Stored dataset items:
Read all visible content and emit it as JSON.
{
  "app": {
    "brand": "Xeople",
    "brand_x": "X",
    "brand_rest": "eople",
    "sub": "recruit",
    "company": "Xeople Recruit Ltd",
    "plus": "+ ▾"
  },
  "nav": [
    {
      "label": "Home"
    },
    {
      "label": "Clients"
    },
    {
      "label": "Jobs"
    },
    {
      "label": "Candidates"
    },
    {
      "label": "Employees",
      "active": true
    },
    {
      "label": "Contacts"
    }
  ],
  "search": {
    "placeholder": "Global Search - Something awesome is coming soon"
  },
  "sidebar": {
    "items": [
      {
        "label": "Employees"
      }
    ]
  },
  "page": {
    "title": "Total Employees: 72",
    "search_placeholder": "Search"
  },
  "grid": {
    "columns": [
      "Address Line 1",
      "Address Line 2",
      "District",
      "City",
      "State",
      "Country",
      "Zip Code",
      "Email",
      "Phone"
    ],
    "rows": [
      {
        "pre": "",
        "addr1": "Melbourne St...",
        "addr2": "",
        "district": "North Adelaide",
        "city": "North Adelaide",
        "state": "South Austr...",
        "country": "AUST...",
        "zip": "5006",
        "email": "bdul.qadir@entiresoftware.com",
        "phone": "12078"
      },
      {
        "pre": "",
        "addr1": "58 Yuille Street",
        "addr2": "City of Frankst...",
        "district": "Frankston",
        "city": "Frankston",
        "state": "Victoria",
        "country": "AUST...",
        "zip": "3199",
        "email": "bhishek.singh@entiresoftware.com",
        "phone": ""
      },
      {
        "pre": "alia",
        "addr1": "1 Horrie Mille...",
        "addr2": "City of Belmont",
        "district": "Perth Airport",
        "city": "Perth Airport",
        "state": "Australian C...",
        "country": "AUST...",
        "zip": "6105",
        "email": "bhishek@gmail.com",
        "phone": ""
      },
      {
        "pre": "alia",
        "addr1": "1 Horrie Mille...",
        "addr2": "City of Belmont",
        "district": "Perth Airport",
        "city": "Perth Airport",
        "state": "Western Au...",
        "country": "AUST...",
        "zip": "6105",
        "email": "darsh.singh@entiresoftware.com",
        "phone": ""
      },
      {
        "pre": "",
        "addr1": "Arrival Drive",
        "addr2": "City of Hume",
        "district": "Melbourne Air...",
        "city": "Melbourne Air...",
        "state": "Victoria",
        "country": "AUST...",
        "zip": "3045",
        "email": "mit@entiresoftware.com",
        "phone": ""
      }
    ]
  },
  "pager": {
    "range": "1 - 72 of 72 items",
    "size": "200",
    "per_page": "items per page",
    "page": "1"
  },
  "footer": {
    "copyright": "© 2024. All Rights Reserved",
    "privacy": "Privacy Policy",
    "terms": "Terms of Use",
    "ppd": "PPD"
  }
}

DIRECTION: Reproduce the complete set of lines precisely as supplied.

OUTPUT BELOW:
Read all visible content and emit it as JSON.
{
  "app": {
    "brand": "Xeople",
    "brand_x": "X",
    "brand_rest": "eople",
    "sub": "recruit",
    "company": "Xeople Recruit Ltd",
    "plus": "+ ▾"
  },
  "nav": [
    {
      "label": "Home"
    },
    {
      "label": "Clients"
    },
    {
      "label": "Jobs"
    },
    {
      "label": "Candidates"
    },
    {
      "label": "Employees",
      "active": true
    },
    {
      "label": "Contacts"
    }
  ],
  "search": {
    "placeholder": "Global Search - Something awesome is coming soon"
  },
  "sidebar": {
    "items": [
      {
        "label": "Employees"
      }
    ]
  },
  "page": {
    "title": "Total Employees: 72",
    "search_placeholder": "Search"
  },
  "grid": {
    "columns": [
      "Address Line 1",
      "Address Line 2",
      "District",
      "City",
      "State",
      "Country",
      "Zip Code",
      "Email",
      "Phone"
    ],
    "rows": [
      {
        "pre": "",
        "addr1": "Melbourne St...",
        "addr2": "",
        "district": "North Adelaide",
        "city": "North Adelaide",
        "state": "South Austr...",
        "country": "AUST...",
        "zip": "5006",
        "email": "bdul.qadir@entiresoftware.com",
        "phone": "12078"
      },
      {
        "pre": "",
        "addr1": "58 Yuille Street",
        "addr2": "City of Frankst...",
        "district": "Frankston",
        "city": "Frankston",
        "state": "Victoria",
        "country": "AUST...",
        "zip": "3199",
        "email": "bhishek.singh@entiresoftware.com",
        "phone": ""
      },
      {
        "pre": "alia",
        "addr1": "1 Horrie Mille...",
        "addr2": "City of Belmont",
        "district": "Perth Airport",
        "city": "Perth Airport",
        "state": "Australian C...",
        "country": "AUST...",
        "zip": "6105",
        "email": "bhishek@gmail.com",
        "phone": ""
      },
      {
        "pre": "alia",
        "addr1": "1 Horrie Mille...",
        "addr2": "City of Belmont",
        "district": "Perth Airport",
        "city": "Perth Airport",
        "state": "Western Au...",
        "country": "AUST...",
        "zip": "6105",
        "email": "darsh.singh@entiresoftware.com",
        "phone": ""
      },
      {
        "pre": "",
        "addr1": "Arrival Drive",
        "addr2": "City of Hume",
        "district": "Melbourne Air...",
        "city": "Melbourne Air...",
        "state": "Victoria",
        "country": "AUST...",
        "zip": "3045",
        "email": "mit@entiresoftware.com",
        "phone": ""
      }
    ]
  },
  "pager": {
    "range": "1 - 72 of 72 items",
    "size": "200",
    "per_page": "items per page",
    "page": "1"
  },
  "footer": {
    "copyright": "© 2024. All Rights Reserved",
    "privacy": "Privacy Policy",
    "terms": "Terms of Use",
    "ppd": "PPD"
  }
}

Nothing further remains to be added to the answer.